ACTIVITY - Every entry in the data that follows should come back exactly, pictures aside.

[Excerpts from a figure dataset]
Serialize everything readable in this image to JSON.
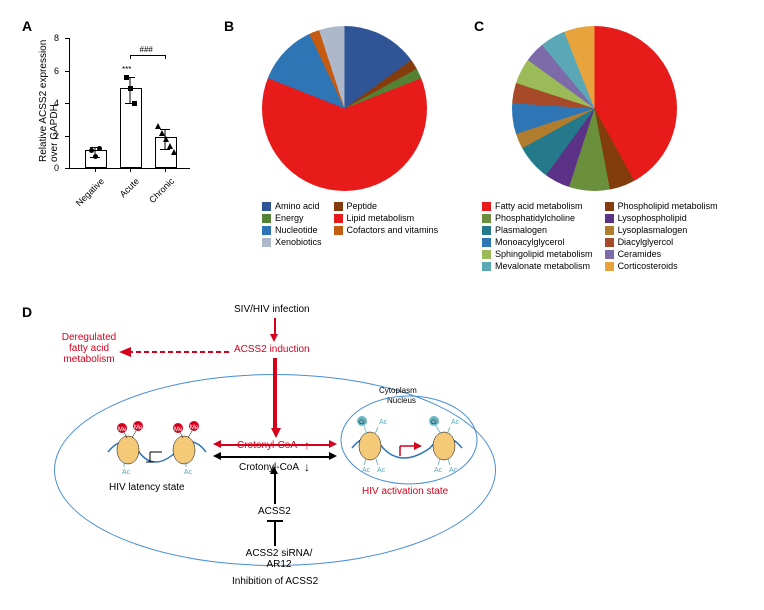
{
  "panelA": {
    "label": "A",
    "axis_title_y": "Relative ACSS2 expression\nover GAPDH",
    "ylim": [
      0,
      8
    ],
    "ytick_step": 2,
    "categories": [
      "Negative",
      "Acute",
      "Chronic"
    ],
    "bars": [
      {
        "mean": 1.0,
        "err": 0.3,
        "points": [
          1.1,
          0.7,
          1.2
        ],
        "marker": "circle"
      },
      {
        "mean": 4.8,
        "err": 0.8,
        "points": [
          5.6,
          4.9,
          4.0
        ],
        "marker": "square"
      },
      {
        "mean": 1.8,
        "err": 0.6,
        "points": [
          2.6,
          2.2,
          1.8,
          1.4,
          1.0
        ],
        "marker": "triangle"
      }
    ],
    "sig1": {
      "text": "***",
      "x_idx": 1
    },
    "sig2": {
      "text": "###",
      "from_idx": 1,
      "to_idx": 2
    }
  },
  "panelB": {
    "label": "B",
    "slices": [
      {
        "name": "Amino acid",
        "color": "#2f5597",
        "value": 15
      },
      {
        "name": "Peptide",
        "color": "#843c0c",
        "value": 2
      },
      {
        "name": "Energy",
        "color": "#548235",
        "value": 2
      },
      {
        "name": "Lipid metabolism",
        "color": "#e81b1b",
        "value": 62
      },
      {
        "name": "Nucleotide",
        "color": "#2e75b6",
        "value": 12
      },
      {
        "name": "Cofactors and vitamins",
        "color": "#c55a11",
        "value": 2
      },
      {
        "name": "Xenobiotics",
        "color": "#adb9ca",
        "value": 5
      }
    ],
    "legend_cols": [
      [
        "Amino acid",
        "Energy",
        "Nucleotide",
        "Xenobiotics"
      ],
      [
        "Peptide",
        "Lipid metabolism",
        "Cofactors and vitamins"
      ]
    ]
  },
  "panelC": {
    "label": "C",
    "slices": [
      {
        "name": "Fatty acid metabolism",
        "color": "#e81b1b",
        "value": 42
      },
      {
        "name": "Phospholipid metabolism",
        "color": "#833c0c",
        "value": 5
      },
      {
        "name": "Phosphatidylcholine",
        "color": "#6a8f3d",
        "value": 8
      },
      {
        "name": "Lysophospholipid",
        "color": "#5b3286",
        "value": 5
      },
      {
        "name": "Plasmalogen",
        "color": "#247a8a",
        "value": 7
      },
      {
        "name": "Lysoplasmalogen",
        "color": "#b07d2e",
        "value": 3
      },
      {
        "name": "Monoacylglycerol",
        "color": "#2e75b6",
        "value": 6
      },
      {
        "name": "Diacylglyercol",
        "color": "#a64a2a",
        "value": 4
      },
      {
        "name": "Sphingolipid metabolism",
        "color": "#9bbb59",
        "value": 5
      },
      {
        "name": "Ceramides",
        "color": "#7d6aa8",
        "value": 4
      },
      {
        "name": "Mevalonate metabolism",
        "color": "#5aa7b5",
        "value": 5
      },
      {
        "name": "Corticosteroids",
        "color": "#e8a33d",
        "value": 6
      }
    ],
    "legend_cols": [
      [
        "Fatty acid metabolism",
        "Phosphatidylcholine",
        "Plasmalogen",
        "Monoacylglycerol",
        "Sphingolipid metabolism",
        "Mevalonate metabolism"
      ],
      [
        "Phospholipid metabolism",
        "Lysophospholipid",
        "Lysoplasmalogen",
        "Diacylglyercol",
        "Ceramides",
        "Corticosteroids"
      ]
    ]
  },
  "panelD": {
    "label": "D",
    "texts": {
      "top": "SIV/HIV infection",
      "acss2_induction": "ACSS2 induction",
      "dereg": "Deregulated\nfatty acid\nmetabolism",
      "cyto": "Cytoplasm",
      "nucleus": "Nucleus",
      "crotonyl_up": "Crotonyl-CoA",
      "crotonyl_down": "Crotonyl-CoA",
      "latency": "HIV latency state",
      "activation": "HIV activation state",
      "acss2": "ACSS2",
      "inhib": "ACSS2 siRNA/\nAR12",
      "inhib2": "Inhibition of ACSS2"
    }
  }
}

FINISHED EXERCISE -
Serialize everything readable in this image to JSON.
{
  "panelA": {
    "label": "A",
    "axis_title_y": "Relative ACSS2 expression\nover GAPDH",
    "ylim": [
      0,
      8
    ],
    "ytick_step": 2,
    "categories": [
      "Negative",
      "Acute",
      "Chronic"
    ],
    "bars": [
      {
        "mean": 1.0,
        "err": 0.3,
        "points": [
          1.1,
          0.7,
          1.2
        ],
        "marker": "circle"
      },
      {
        "mean": 4.8,
        "err": 0.8,
        "points": [
          5.6,
          4.9,
          4.0
        ],
        "marker": "square"
      },
      {
        "mean": 1.8,
        "err": 0.6,
        "points": [
          2.6,
          2.2,
          1.8,
          1.4,
          1.0
        ],
        "marker": "triangle"
      }
    ],
    "sig1": {
      "text": "***",
      "x_idx": 1
    },
    "sig2": {
      "text": "###",
      "from_idx": 1,
      "to_idx": 2
    }
  },
  "panelB": {
    "label": "B",
    "slices": [
      {
        "name": "Amino acid",
        "color": "#2f5597",
        "value": 15
      },
      {
        "name": "Peptide",
        "color": "#843c0c",
        "value": 2
      },
      {
        "name": "Energy",
        "color": "#548235",
        "value": 2
      },
      {
        "name": "Lipid metabolism",
        "color": "#e81b1b",
        "value": 62
      },
      {
        "name": "Nucleotide",
        "color": "#2e75b6",
        "value": 12
      },
      {
        "name": "Cofactors and vitamins",
        "color": "#c55a11",
        "value": 2
      },
      {
        "name": "Xenobiotics",
        "color": "#adb9ca",
        "value": 5
      }
    ],
    "legend_cols": [
      [
        "Amino acid",
        "Energy",
        "Nucleotide",
        "Xenobiotics"
      ],
      [
        "Peptide",
        "Lipid metabolism",
        "Cofactors and vitamins"
      ]
    ]
  },
  "panelC": {
    "label": "C",
    "slices": [
      {
        "name": "Fatty acid metabolism",
        "color": "#e81b1b",
        "value": 42
      },
      {
        "name": "Phospholipid metabolism",
        "color": "#833c0c",
        "value": 5
      },
      {
        "name": "Phosphatidylcholine",
        "color": "#6a8f3d",
        "value": 8
      },
      {
        "name": "Lysophospholipid",
        "color": "#5b3286",
        "value": 5
      },
      {
        "name": "Plasmalogen",
        "color": "#247a8a",
        "value": 7
      },
      {
        "name": "Lysoplasmalogen",
        "color": "#b07d2e",
        "value": 3
      },
      {
        "name": "Monoacylglycerol",
        "color": "#2e75b6",
        "value": 6
      },
      {
        "name": "Diacylglyercol",
        "color": "#a64a2a",
        "value": 4
      },
      {
        "name": "Sphingolipid metabolism",
        "color": "#9bbb59",
        "value": 5
      },
      {
        "name": "Ceramides",
        "color": "#7d6aa8",
        "value": 4
      },
      {
        "name": "Mevalonate metabolism",
        "color": "#5aa7b5",
        "value": 5
      },
      {
        "name": "Corticosteroids",
        "color": "#e8a33d",
        "value": 6
      }
    ],
    "legend_cols": [
      [
        "Fatty acid metabolism",
        "Phosphatidylcholine",
        "Plasmalogen",
        "Monoacylglycerol",
        "Sphingolipid metabolism",
        "Mevalonate metabolism"
      ],
      [
        "Phospholipid metabolism",
        "Lysophospholipid",
        "Lysoplasmalogen",
        "Diacylglyercol",
        "Ceramides",
        "Corticosteroids"
      ]
    ]
  },
  "panelD": {
    "label": "D",
    "texts": {
      "top": "SIV/HIV infection",
      "acss2_induction": "ACSS2 induction",
      "dereg": "Deregulated\nfatty acid\nmetabolism",
      "cyto": "Cytoplasm",
      "nucleus": "Nucleus",
      "crotonyl_up": "Crotonyl-CoA",
      "crotonyl_down": "Crotonyl-CoA",
      "latency": "HIV latency state",
      "activation": "HIV activation state",
      "acss2": "ACSS2",
      "inhib": "ACSS2 siRNA/\nAR12",
      "inhib2": "Inhibition of ACSS2"
    }
  }
}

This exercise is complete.